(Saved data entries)
*-*-*

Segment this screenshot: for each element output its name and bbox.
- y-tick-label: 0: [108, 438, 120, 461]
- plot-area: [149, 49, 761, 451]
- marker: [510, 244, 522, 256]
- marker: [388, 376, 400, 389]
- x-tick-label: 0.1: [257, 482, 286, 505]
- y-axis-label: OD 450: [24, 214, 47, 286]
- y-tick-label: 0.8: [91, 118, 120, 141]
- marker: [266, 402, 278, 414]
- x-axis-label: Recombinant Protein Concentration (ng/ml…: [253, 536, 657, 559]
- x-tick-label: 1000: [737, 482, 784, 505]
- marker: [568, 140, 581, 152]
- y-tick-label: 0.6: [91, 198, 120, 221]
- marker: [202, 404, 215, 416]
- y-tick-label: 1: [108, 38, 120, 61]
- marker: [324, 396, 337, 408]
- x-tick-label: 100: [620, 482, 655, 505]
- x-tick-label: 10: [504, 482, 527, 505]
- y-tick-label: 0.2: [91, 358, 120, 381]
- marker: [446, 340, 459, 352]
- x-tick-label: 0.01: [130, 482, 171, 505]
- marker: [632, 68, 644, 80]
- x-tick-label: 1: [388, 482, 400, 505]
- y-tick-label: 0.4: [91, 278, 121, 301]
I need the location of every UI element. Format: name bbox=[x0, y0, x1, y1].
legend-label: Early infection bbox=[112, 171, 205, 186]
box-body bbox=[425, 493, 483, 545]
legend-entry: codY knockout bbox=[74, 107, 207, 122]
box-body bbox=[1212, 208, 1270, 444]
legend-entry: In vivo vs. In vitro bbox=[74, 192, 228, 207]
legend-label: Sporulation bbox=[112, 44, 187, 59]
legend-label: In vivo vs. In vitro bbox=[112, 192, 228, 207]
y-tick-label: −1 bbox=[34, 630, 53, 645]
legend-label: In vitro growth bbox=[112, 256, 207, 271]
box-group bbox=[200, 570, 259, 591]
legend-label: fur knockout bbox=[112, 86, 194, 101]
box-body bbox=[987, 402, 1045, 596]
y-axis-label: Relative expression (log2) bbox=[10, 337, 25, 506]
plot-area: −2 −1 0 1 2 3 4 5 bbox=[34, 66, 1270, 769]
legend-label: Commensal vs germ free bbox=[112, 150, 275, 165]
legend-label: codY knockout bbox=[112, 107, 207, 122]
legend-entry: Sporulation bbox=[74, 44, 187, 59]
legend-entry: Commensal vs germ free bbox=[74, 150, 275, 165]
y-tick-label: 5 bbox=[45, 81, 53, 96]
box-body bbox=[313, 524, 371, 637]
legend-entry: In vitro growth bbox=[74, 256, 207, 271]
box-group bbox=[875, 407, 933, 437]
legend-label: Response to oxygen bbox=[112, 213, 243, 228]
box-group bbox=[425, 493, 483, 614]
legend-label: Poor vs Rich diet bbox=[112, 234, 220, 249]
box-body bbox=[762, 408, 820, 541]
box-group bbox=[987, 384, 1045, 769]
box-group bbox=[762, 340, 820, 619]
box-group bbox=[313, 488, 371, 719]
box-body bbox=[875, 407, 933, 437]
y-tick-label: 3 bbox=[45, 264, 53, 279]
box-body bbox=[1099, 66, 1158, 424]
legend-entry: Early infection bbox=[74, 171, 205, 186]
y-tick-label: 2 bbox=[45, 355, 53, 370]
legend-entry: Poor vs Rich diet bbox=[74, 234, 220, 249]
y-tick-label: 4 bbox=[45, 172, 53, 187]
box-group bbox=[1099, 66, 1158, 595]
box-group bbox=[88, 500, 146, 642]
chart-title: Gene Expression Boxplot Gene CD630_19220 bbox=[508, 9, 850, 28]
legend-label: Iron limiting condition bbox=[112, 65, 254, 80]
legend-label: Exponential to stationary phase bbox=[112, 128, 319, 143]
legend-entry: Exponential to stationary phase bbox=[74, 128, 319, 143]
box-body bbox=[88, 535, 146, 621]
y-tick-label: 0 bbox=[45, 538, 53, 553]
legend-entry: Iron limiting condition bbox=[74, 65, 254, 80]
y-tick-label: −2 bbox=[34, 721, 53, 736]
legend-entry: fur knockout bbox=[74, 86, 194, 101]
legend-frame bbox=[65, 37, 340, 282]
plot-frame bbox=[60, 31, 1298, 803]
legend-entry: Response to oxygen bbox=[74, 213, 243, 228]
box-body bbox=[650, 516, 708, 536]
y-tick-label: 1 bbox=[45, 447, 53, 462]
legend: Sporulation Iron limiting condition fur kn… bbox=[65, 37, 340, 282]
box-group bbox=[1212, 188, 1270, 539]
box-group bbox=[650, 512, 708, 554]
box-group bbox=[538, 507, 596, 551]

*-*-*

EXERCISE INSTRUCTIONS: Where a line in the entries holds "knockout", copy that line.

ANSWER BOX:
legend-entry: codY knockout bbox=[74, 107, 207, 122]
legend-label: fur knockout bbox=[112, 86, 194, 101]
legend-label: codY knockout bbox=[112, 107, 207, 122]
legend-entry: fur knockout bbox=[74, 86, 194, 101]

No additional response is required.